BEGIN Provided data
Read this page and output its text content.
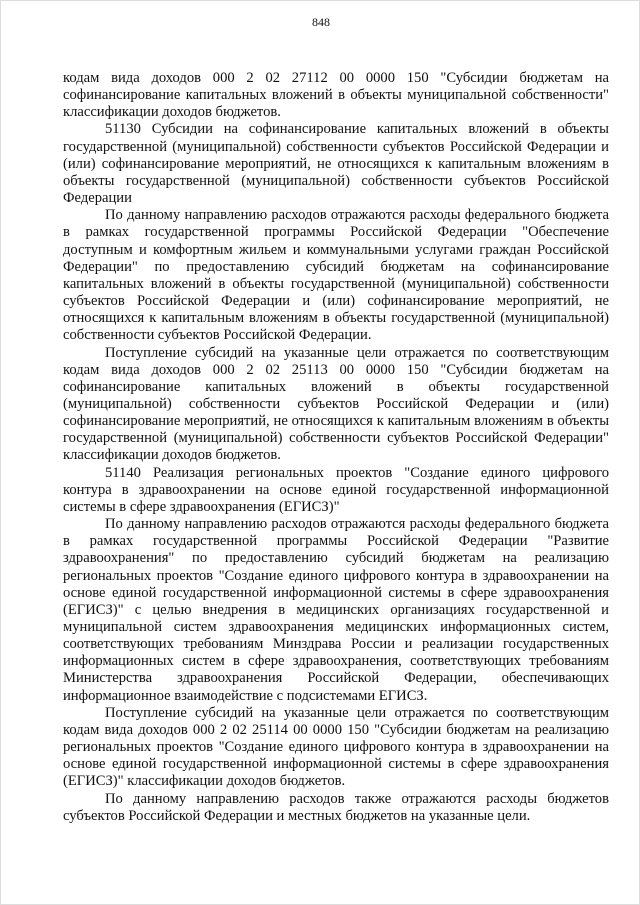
848

кодам вида доходов 000 2 02 27112 00 0000 150 "Субсидии бюджетам на софинансирование капитальных вложений в объекты муниципальной собственности" классификации доходов бюджетов.

51130 Субсидии на софинансирование капитальных вложений в объекты государственной (муниципальной) собственности субъектов Российской Федерации и (или) софинансирование мероприятий, не относящихся к капитальным вложениям в объекты государственной (муниципальной) собственности субъектов Российской Федерации

По данному направлению расходов отражаются расходы федерального бюджета в рамках государственной программы Российской Федерации "Обеспечение доступным и комфортным жильем и коммунальными услугами граждан Российской Федерации" по предоставлению субсидий бюджетам на софинансирование капитальных вложений в объекты государственной (муниципальной) собственности субъектов Российской Федерации и (или) софинансирование мероприятий, не относящихся к капитальным вложениям в объекты государственной (муниципальной) собственности субъектов Российской Федерации.

Поступление субсидий на указанные цели отражается по соответствующим кодам вида доходов 000 2 02 25113 00 0000 150 "Субсидии бюджетам на софинансирование капитальных вложений в объекты государственной (муниципальной) собственности субъектов Российской Федерации и (или) софинансирование мероприятий, не относящихся к капитальным вложениям в объекты государственной (муниципальной) собственности субъектов Российской Федерации" классификации доходов бюджетов.

51140 Реализация региональных проектов "Создание единого цифрового контура в здравоохранении на основе единой государственной информационной системы в сфере здравоохранения (ЕГИСЗ)"

По данному направлению расходов отражаются расходы федерального бюджета в рамках государственной программы Российской Федерации "Развитие здравоохранения" по предоставлению субсидий бюджетам на реализацию региональных проектов "Создание единого цифрового контура в здравоохранении на основе единой государственной информационной системы в сфере здравоохранения (ЕГИСЗ)" с целью внедрения в медицинских организациях государственной и муниципальной систем здравоохранения медицинских информационных систем, соответствующих требованиям Минздрава России и реализации государственных информационных систем в сфере здравоохранения, соответствующих требованиям Министерства здравоохранения Российской Федерации, обеспечивающих информационное взаимодействие с подсистемами ЕГИСЗ.

Поступление субсидий на указанные цели отражается по соответствующим кодам вида доходов 000 2 02 25114 00 0000 150 "Субсидии бюджетам на реализацию региональных проектов "Создание единого цифрового контура в здравоохранении на основе единой государственной информационной системы в сфере здравоохранения (ЕГИСЗ)" классификации доходов бюджетов.

По данному направлению расходов также отражаются расходы бюджетов субъектов Российской Федерации и местных бюджетов на указанные цели.
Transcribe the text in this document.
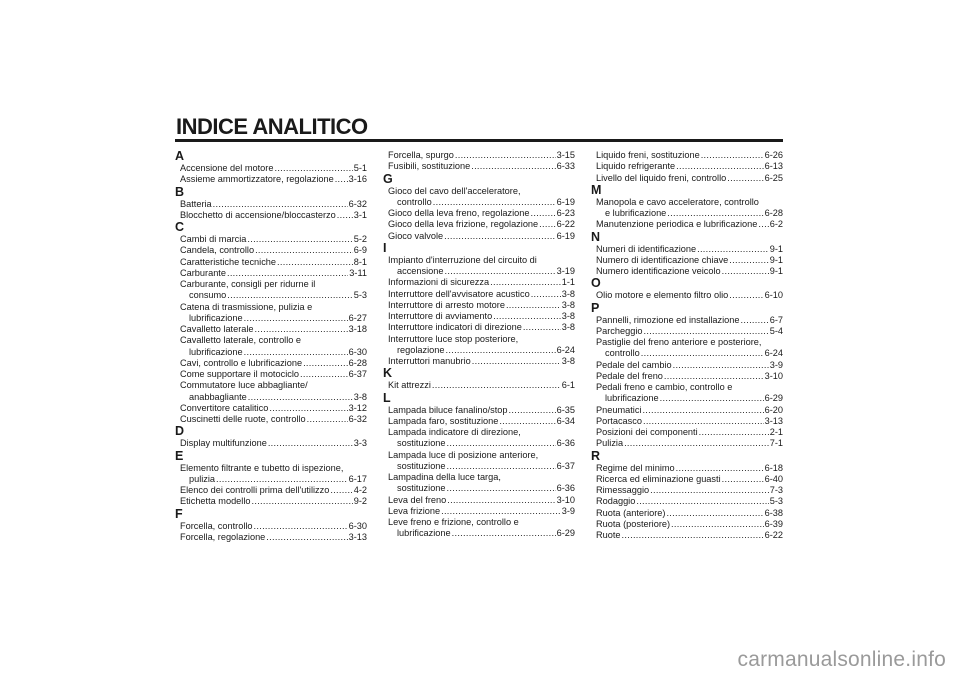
INDICE ANALITICO
A
Accensione del motore .....	5-1
Assieme ammortizzatore, regolazione ..... 3-16
B
Batteria .....	6-32
Blocchetto di accensione/bloccasterzo ..... 3-1
C
Cambi di marcia .....	5-2
Candela, controllo .....	6-9
Caratteristiche tecniche .....	8-1
Carburante .....	3-11
Carburante, consigli per ridurne il
consumo .....	5-3
Catena di trasmissione, pulizia e
lubrificazione .....	6-27
Cavalletto laterale .....	3-18
Cavalletto laterale, controllo e
lubrificazione .....	6-30
Cavi, controllo e lubrificazione .....	6-28
Come supportare il motociclo .....	6-37
Commutatore luce abbagliante/
anabbagliante .....	3-8
Convertitore catalitico .....	3-12
Cuscinetti delle ruote, controllo .....	6-32
D
Display multifunzione .....	3-3
E
Elemento filtrante e tubetto di ispezione,
pulizia .....	6-17
Elenco dei controlli prima dell'utilizzo .....	4-2
Etichetta modello .....	9-2
F
Forcella, controllo .....	6-30
Forcella, regolazione .....	3-13
Forcella, spurgo .....	3-15
Fusibili, sostituzione .....	6-33
G
Gioco del cavo dell'acceleratore,
controllo .....	6-19
Gioco della leva freno, regolazione .....	6-23
Gioco della leva frizione, regolazione ..... 6-22
Gioco valvole .....	6-19
I
Impianto d'interruzione del circuito di
accensione .....	3-19
Informazioni di sicurezza .....	1-1
Interruttore dell'avvisatore acustico .....	3-8
Interruttore di arresto motore .....	3-8
Interruttore di avviamento .....	3-8
Interruttore indicatori di direzione .....	3-8
Interruttore luce stop posteriore,
regolazione .....	6-24
Interruttori manubrio .....	3-8
K
Kit attrezzi .....	6-1
L
Lampada biluce fanalino/stop .....	6-35
Lampada faro, sostituzione .....	6-34
Lampada indicatore di direzione,
sostituzione .....	6-36
Lampada luce di posizione anteriore,
sostituzione .....	6-37
Lampadina della luce targa,
sostituzione .....	6-36
Leva del freno .....	3-10
Leva frizione .....	3-9
Leve freno e frizione, controllo e
lubrificazione .....	6-29
Liquido freni, sostituzione .....	6-26
Liquido refrigerante .....	6-13
Livello del liquido freni, controllo .....	6-25
M
Manopola e cavo acceleratore, controllo
e lubrificazione .....	6-28
Manutenzione periodica e lubrificazione ..... 6-2
N
Numeri di identificazione .....	9-1
Numero di identificazione chiave .....	9-1
Numero identificazione veicolo .....	9-1
O
Olio motore e elemento filtro olio .....	6-10
P
Pannelli, rimozione ed installazione .....	6-7
Parcheggio .....	5-4
Pastiglie del freno anteriore e posteriore,
controllo .....	6-24
Pedale del cambio .....	3-9
Pedale del freno .....	3-10
Pedali freno e cambio, controllo e
lubrificazione .....	6-29
Pneumatici .....	6-20
Portacasco .....	3-13
Posizioni dei componenti .....	2-1
Pulizia .....	7-1
R
Regime del minimo .....	6-18
Ricerca ed eliminazione guasti .....	6-40
Rimessaggio .....	7-3
Rodaggio .....	5-3
Ruota (anteriore) .....	6-38
Ruota (posteriore) .....	6-39
Ruote .....	6-22
carmanualsonline.info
END Provided data
* [What you need to do] Repeat the listing in full and exactly. Do not include any images.

* [Final result]
Read this page and output its text content.
848

кодам вида доходов 000 2 02 27112 00 0000 150 "Субсидии бюджетам на софинансирование капитальных вложений в объекты муниципальной собственности" классификации доходов бюджетов.

51130 Субсидии на софинансирование капитальных вложений в объекты государственной (муниципальной) собственности субъектов Российской Федерации и (или) софинансирование мероприятий, не относящихся к капитальным вложениям в объекты государственной (муниципальной) собственности субъектов Российской Федерации

По данному направлению расходов отражаются расходы федерального бюджета в рамках государственной программы Российской Федерации "Обеспечение доступным и комфортным жильем и коммунальными услугами граждан Российской Федерации" по предоставлению субсидий бюджетам на софинансирование капитальных вложений в объекты государственной (муниципальной) собственности субъектов Российской Федерации и (или) софинансирование мероприятий, не относящихся к капитальным вложениям в объекты государственной (муниципальной) собственности субъектов Российской Федерации.

Поступление субсидий на указанные цели отражается по соответствующим кодам вида доходов 000 2 02 25113 00 0000 150 "Субсидии бюджетам на софинансирование капитальных вложений в объекты государственной (муниципальной) собственности субъектов Российской Федерации и (или) софинансирование мероприятий, не относящихся к капитальным вложениям в объекты государственной (муниципальной) собственности субъектов Российской Федерации" классификации доходов бюджетов.

51140 Реализация региональных проектов "Создание единого цифрового контура в здравоохранении на основе единой государственной информационной системы в сфере здравоохранения (ЕГИСЗ)"

По данному направлению расходов отражаются расходы федерального бюджета в рамках государственной программы Российской Федерации "Развитие здравоохранения" по предоставлению субсидий бюджетам на реализацию региональных проектов "Создание единого цифрового контура в здравоохранении на основе единой государственной информационной системы в сфере здравоохранения (ЕГИСЗ)" с целью внедрения в медицинских организациях государственной и муниципальной систем здравоохранения медицинских информационных систем, соответствующих требованиям Минздрава России и реализации государственных информационных систем в сфере здравоохранения, соответствующих требованиям Министерства здравоохранения Российской Федерации, обеспечивающих информационное взаимодействие с подсистемами ЕГИСЗ.

Поступление субсидий на указанные цели отражается по соответствующим кодам вида доходов 000 2 02 25114 00 0000 150 "Субсидии бюджетам на реализацию региональных проектов "Создание единого цифрового контура в здравоохранении на основе единой государственной информационной системы в сфере здравоохранения (ЕГИСЗ)" классификации доходов бюджетов.

По данному направлению расходов также отражаются расходы бюджетов субъектов Российской Федерации и местных бюджетов на указанные цели.
Transcribe the text in this document.
INDICE ANALITICO
A
Accensione del motore .....	5-1
Assieme ammortizzatore, regolazione ..... 3-16
B
Batteria .....	6-32
Blocchetto di accensione/bloccasterzo ..... 3-1
C
Cambi di marcia .....	5-2
Candela, controllo .....	6-9
Caratteristiche tecniche .....	8-1
Carburante .....	3-11
Carburante, consigli per ridurne il
consumo .....	5-3
Catena di trasmissione, pulizia e
lubrificazione .....	6-27
Cavalletto laterale .....	3-18
Cavalletto laterale, controllo e
lubrificazione .....	6-30
Cavi, controllo e lubrificazione .....	6-28
Come supportare il motociclo .....	6-37
Commutatore luce abbagliante/
anabbagliante .....	3-8
Convertitore catalitico .....	3-12
Cuscinetti delle ruote, controllo .....	6-32
D
Display multifunzione .....	3-3
E
Elemento filtrante e tubetto di ispezione,
pulizia .....	6-17
Elenco dei controlli prima dell'utilizzo .....	4-2
Etichetta modello .....	9-2
F
Forcella, controllo .....	6-30
Forcella, regolazione .....	3-13
Forcella, spurgo .....	3-15
Fusibili, sostituzione .....	6-33
G
Gioco del cavo dell'acceleratore,
controllo .....	6-19
Gioco della leva freno, regolazione .....	6-23
Gioco della leva frizione, regolazione ..... 6-22
Gioco valvole .....	6-19
I
Impianto d'interruzione del circuito di
accensione .....	3-19
Informazioni di sicurezza .....	1-1
Interruttore dell'avvisatore acustico .....	3-8
Interruttore di arresto motore .....	3-8
Interruttore di avviamento .....	3-8
Interruttore indicatori di direzione .....	3-8
Interruttore luce stop posteriore,
regolazione .....	6-24
Interruttori manubrio .....	3-8
K
Kit attrezzi .....	6-1
L
Lampada biluce fanalino/stop .....	6-35
Lampada faro, sostituzione .....	6-34
Lampada indicatore di direzione,
sostituzione .....	6-36
Lampada luce di posizione anteriore,
sostituzione .....	6-37
Lampadina della luce targa,
sostituzione .....	6-36
Leva del freno .....	3-10
Leva frizione .....	3-9
Leve freno e frizione, controllo e
lubrificazione .....	6-29
Liquido freni, sostituzione .....	6-26
Liquido refrigerante .....	6-13
Livello del liquido freni, controllo .....	6-25
M
Manopola e cavo acceleratore, controllo
e lubrificazione .....	6-28
Manutenzione periodica e lubrificazione ..... 6-2
N
Numeri di identificazione .....	9-1
Numero di identificazione chiave .....	9-1
Numero identificazione veicolo .....	9-1
O
Olio motore e elemento filtro olio .....	6-10
P
Pannelli, rimozione ed installazione .....	6-7
Parcheggio .....	5-4
Pastiglie del freno anteriore e posteriore,
controllo .....	6-24
Pedale del cambio .....	3-9
Pedale del freno .....	3-10
Pedali freno e cambio, controllo e
lubrificazione .....	6-29
Pneumatici .....	6-20
Portacasco .....	3-13
Posizioni dei componenti .....	2-1
Pulizia .....	7-1
R
Regime del minimo .....	6-18
Ricerca ed eliminazione guasti .....	6-40
Rimessaggio .....	7-3
Rodaggio .....	5-3
Ruota (anteriore) .....	6-38
Ruota (posteriore) .....	6-39
Ruote .....	6-22
carmanualsonline.info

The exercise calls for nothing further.